▶ [Set task 1]: Recast the records, from their first line through the line containing "- y-tick-label: 1.00E-07: [69, 410, 138, 430]", inclusive, as a numbered list with blank lines omitted.

"Cops of the World": remembering Phil Ochs
October 29, 2002 5:42 AM   Subscribe

"Cops of the World": remembering Phil Ochs -------------------------------------------- Ochs lyrics: “We're hairy and horny and ready to shack. We don't care if you're yellow or black. Just take off your clothes and lie down on your back.'Cause we're the Cops of the World, boys. We're the Cops of the World.”------------ LISTEN to his songs (realplayer/quicktime) Amidst the unilateralist talk of invading Iraq, and the (mostly media ignored) “biggest anti-war protests since the Vietnam War” [quote-Wash.Post,Oct. 27] last saturday, I thought of Phil Ochs......some of his songs [see Ochs lyrics index] haven't aged well, but some are still as searingly acidic as the day he wrote them, as above or in ”Love me, I’m a liberal”:“Once I was young and impulsive, I wore every conceivable pin...But I've grown older and wiser, and that's why I'm turning you in. So love me, love me, love me, I'm a liberal.” ------- Phil Ochs ------- (born 1940, suicide 1976)

▶ [Set task 2]: Continue the post remembering Phil Ochs from the point at which it ends.

▶ [Provided records]:
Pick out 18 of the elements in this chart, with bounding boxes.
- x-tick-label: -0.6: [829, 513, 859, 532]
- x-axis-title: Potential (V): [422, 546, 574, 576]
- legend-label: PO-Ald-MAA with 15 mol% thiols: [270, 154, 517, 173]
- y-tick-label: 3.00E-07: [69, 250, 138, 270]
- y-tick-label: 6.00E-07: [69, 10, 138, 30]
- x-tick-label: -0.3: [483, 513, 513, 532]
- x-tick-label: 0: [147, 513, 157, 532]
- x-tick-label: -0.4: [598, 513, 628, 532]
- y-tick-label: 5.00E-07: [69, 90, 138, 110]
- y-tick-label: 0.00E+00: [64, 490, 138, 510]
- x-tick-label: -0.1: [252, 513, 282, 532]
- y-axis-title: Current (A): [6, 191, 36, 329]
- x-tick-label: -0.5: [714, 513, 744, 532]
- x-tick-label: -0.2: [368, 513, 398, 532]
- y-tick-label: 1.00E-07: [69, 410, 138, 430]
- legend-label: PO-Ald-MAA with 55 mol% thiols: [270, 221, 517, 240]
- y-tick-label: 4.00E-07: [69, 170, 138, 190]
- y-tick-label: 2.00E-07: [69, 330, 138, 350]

▶ [Exercise answer 1]:
1. Pick out 18 of the elements in this chart, with bounding boxes.
2. - x-tick-label: -0.6: [829, 513, 859, 532]
3. - x-axis-title: Potential (V): [422, 546, 574, 576]
4. - legend-label: PO-Ald-MAA with 15 mol% thiols: [270, 154, 517, 173]
5. - y-tick-label: 3.00E-07: [69, 250, 138, 270]
6. - y-tick-label: 6.00E-07: [69, 10, 138, 30]
7. - x-tick-label: -0.3: [483, 513, 513, 532]
8. - x-tick-label: 0: [147, 513, 157, 532]
9. - x-tick-label: -0.4: [598, 513, 628, 532]
10. - y-tick-label: 5.00E-07: [69, 90, 138, 110]
11. - y-tick-label: 0.00E+00: [64, 490, 138, 510]
12. - x-tick-label: -0.1: [252, 513, 282, 532]
13. - y-axis-title: Current (A): [6, 191, 36, 329]
14. - x-tick-label: -0.5: [714, 513, 744, 532]
15. - x-tick-label: -0.2: [368, 513, 398, 532]
16. - y-tick-label: 1.00E-07: [69, 410, 138, 430]

▶ [Exercise answer 2]:
posted by troutfishing (22 comments total) 1 user marked this as a favorite
I once heard someone describe Phil Ochs: "He's like Bob Dylan, but a better singer. And he's a better guitar player. Oh, and he writes better songs." I've always liked the bitterness, myself.
posted by transient at 5:59 AM on October 29, 2002

"Love me I'm A Liberal" was updated by Jello Biafra & Mojo Nixon.
posted by falameufilho at 6:07 AM on October 29, 2002

Smoking marijuana is more fun than drinking beer!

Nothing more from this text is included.